Hmmmm.... but the VIX was LOW in the first half of the year but HIGH in the second half of the year when it spiked.

What does the volatility of the 2nd half look like compared to history? That might look a little different.

Bill Luby

Just curious, could you elaborate on what you used as a proxy for the "S&P 500" from 1928 to 1957, before the S&P 500 was officially established?



Paul Hickey


For data prior to the 1950s we use the S&P 90 index. Wikipedia actually has a pretty accurate description of the history of the index, so rather than retype it all, you can see it at the following link:

Costas Katsileros

Do estimate the absolute daily change from the previous close? I think that the intraday range would be more representative, as we had a lot of days that we went from say -1% to +1%.

Brian Jacobs

Looks pretty high if you look at the data post-depression era (seems to have brought up the average significantly).


"the last time the market was this 'placid' was in 1996."

What graphic are you looking at?

The one in the post tells us this: volatility returned to its long-term average in 2007 after 3 years of well-below-average volatility.

I see no value in a comparison to 1996.


The whole sentence was:

"While this year was more volatile than the last three years, prior to those years, the last time the market was this 'placid' was in 1996."

So besides the last three years the last time the market was this placid (or un-volatile) was in 1996. Sorry for any confusion.



That volatility statistic is misleading, we had the lowest volatility every in the first half of '07. the Vix broke below 10 in Dec/Jan of last year, after aug. the vix was much higher.
Last year was a tale of two markets.


I am afraid that there is some misunderstanding of the term "volatility". One should differ random fluctuations associated with volatility and trends.
According to your (borrowed) definition volatility of 1% (p.p.) would be measured if an 1% positive return would be observed for every day of a year, i.e. total linear growth would be around 220%. Obviously, according to the accepted definition, one should consider than deterministic trend as a year of high volatility. I would disagree.
Detrending must be the first step in volatility estimates, RMS or ATR.
Then one can find that the years of high volatility since 1990 were associated with strong trends – positive before 2000 and negative one after 2001.
Actually, 2007 has very high volatility because of very weak trend – around 7% annual return.

Retirement Investment Advisor

It is only natural that as the market matures, volatility tends to reduce.

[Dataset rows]
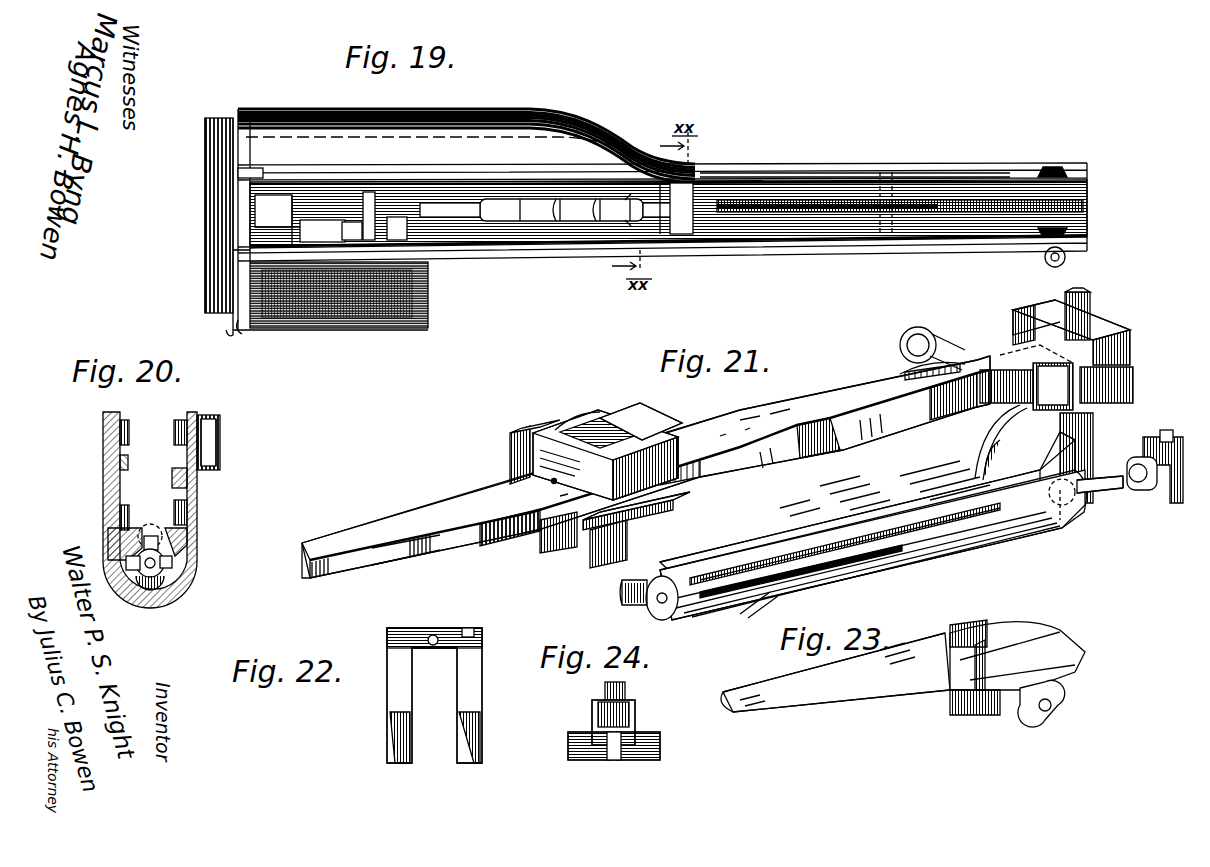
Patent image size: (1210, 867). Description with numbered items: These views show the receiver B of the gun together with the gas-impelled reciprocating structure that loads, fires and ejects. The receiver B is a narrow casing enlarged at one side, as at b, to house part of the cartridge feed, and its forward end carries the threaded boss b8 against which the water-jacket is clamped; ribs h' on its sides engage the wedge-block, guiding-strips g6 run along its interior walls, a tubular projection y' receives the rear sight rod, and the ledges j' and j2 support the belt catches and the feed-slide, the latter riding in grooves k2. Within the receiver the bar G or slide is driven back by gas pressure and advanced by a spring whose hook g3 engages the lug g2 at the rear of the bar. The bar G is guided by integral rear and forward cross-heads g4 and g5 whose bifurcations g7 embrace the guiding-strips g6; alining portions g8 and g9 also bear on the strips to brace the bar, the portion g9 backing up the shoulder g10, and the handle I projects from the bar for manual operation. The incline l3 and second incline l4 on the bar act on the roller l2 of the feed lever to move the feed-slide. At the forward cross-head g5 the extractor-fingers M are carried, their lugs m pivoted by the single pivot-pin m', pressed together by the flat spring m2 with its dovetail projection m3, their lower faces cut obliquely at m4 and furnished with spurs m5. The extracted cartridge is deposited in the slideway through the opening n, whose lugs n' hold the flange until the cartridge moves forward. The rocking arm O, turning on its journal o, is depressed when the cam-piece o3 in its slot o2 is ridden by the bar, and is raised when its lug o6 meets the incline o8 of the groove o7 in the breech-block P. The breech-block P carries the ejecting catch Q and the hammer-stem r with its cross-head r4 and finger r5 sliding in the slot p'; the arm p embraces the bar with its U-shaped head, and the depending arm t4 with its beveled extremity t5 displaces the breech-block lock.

In FIG. 19, the expanded side portion b is at (466, 219).
In FIG. 19, the threaded boss b8 is at (205, 160).
In FIG. 19, the receiver B is at (662, 187).
In FIG. 20, the receiver B is at (86, 463).
In FIG. 19, the grooves k2 is at (350, 240).
In FIG. 19, the opening n is at (531, 241).
In FIG. 20, the opening n is at (189, 521).
In FIG. 19, the lugs n' is at (632, 249).
In FIG. 20, the lugs n' is at (152, 534).
In FIG. 19, the antifriction-roller l2 is at (707, 163).
In FIG. 20, the antifriction-roller l2 is at (103, 414).
In FIG. 21, the antifriction-roller l2 is at (1036, 377).
In FIG. 19, the guiding-strips g6 is at (752, 178).
In FIG. 20, the guiding-strips g6 is at (172, 476).
In FIG. 19, the slot p' is at (900, 245).
In FIG. 19, the ribs h' is at (1034, 200).
In FIG. 20, the ribs h' is at (153, 474).
In FIG. 19, the tubular projection y' is at (1077, 258).
In FIG. 19, the ledge j' is at (348, 290).
In FIG. 19, the horizontal ledge j2 is at (233, 335).
In FIG. 20, the breech-block P is at (178, 590).
In FIG. 21, the breech-block P is at (873, 545).
In FIG. 20, the hook g3 is at (172, 564).
In FIG. 21, the hook g3 is at (775, 592).
In FIG. 20, the catch Q is at (140, 554).
In FIG. 21, the catch Q is at (628, 596).
In FIG. 21, the incline or cam-surface l3 is at (436, 503).
In FIG. 21, the bar or slide G is at (758, 425).
In FIG. 21, the alining portion g8 is at (490, 533).
In FIG. 21, the second incline l4 is at (760, 406).
In FIG. 21, the rearward alining portion g9 is at (872, 448).
In FIG. 21, the bifurcations g7 is at (510, 468).
In FIG. 21, the extractor-fingers M is at (606, 562).
In FIG. 22, the extractor-fingers M is at (466, 688).
In FIG. 21, the flat spring m2 is at (572, 440).
In FIG. 22, the flat spring m2 is at (462, 632).
In FIG. 21, the forward guide or cross-head g5 is at (634, 430).
In FIG. 21, the pivot-pin m' is at (518, 492).
In FIG. 22, the pivot-pin m' is at (469, 639).
In FIG. 21, the spurs or shoulders m5 is at (632, 516).
In FIG. 21, the hand-pull or handle I is at (914, 327).
In FIG. 21, the shoulder g10 is at (923, 380).
In FIG. 21, the rear guide or cross-head g4 is at (1096, 364).
In FIG. 21, the lug g2 is at (1082, 312).
In FIG. 21, the arm p is at (985, 442).
In FIG. 21, the depending arm t4 is at (1080, 452).
In FIG. 21, the cam-surface or incline o8 is at (830, 530).
In FIG. 21, the groove o7 is at (752, 550).
In FIG. 21, the hammer-stem r is at (1106, 490).
In FIG. 21, the cross-head r4 is at (1166, 503).
In FIG. 21, the finger r5 is at (1166, 430).
In FIG. 21, the beveled extremity t5 is at (1090, 500).
In FIG. 22, the lugs m is at (427, 611).
In FIG. 22, the dovetail projection m3 is at (475, 636).
In FIG. 22, the oblique faces m4 is at (440, 740).
In FIG. 24, the rocking arm or depressor O is at (600, 713).
In FIG. 23, the rocking arm or depressor O is at (894, 682).
In FIG. 24, the tubular journal o is at (575, 760).
In FIG. 23, the tubular journal o is at (1028, 715).
In FIG. 24, the lug o6 is at (614, 760).
In FIG. 23, the lug o6 is at (965, 715).
In FIG. 23, the slot or recess o2 is at (1025, 628).
In FIG. 23, the cam-piece or wiper o3 is at (978, 628).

* Your tasks:
(1) According to the comment thread on market volatility, which index was used for data prior to the 1950s?
(2) Print the comment thread on market volatility from "I am afraid" up to and including "I would disagree.".
The records are not needed for this work.

* Expected outputs:
(1) The S&P 90 index.

(2)
I am afraid that there is some misunderstanding of the term "volatility". One should differ random fluctuations associated with volatility and trends.
According to your (borrowed) definition volatility of 1% (p.p.) would be measured if an 1% positive return would be observed for every day of a year, i.e. total linear growth would be around 220%. Obviously, according to the accepted definition, one should consider than deterministic trend as a year of high volatility. I would disagree.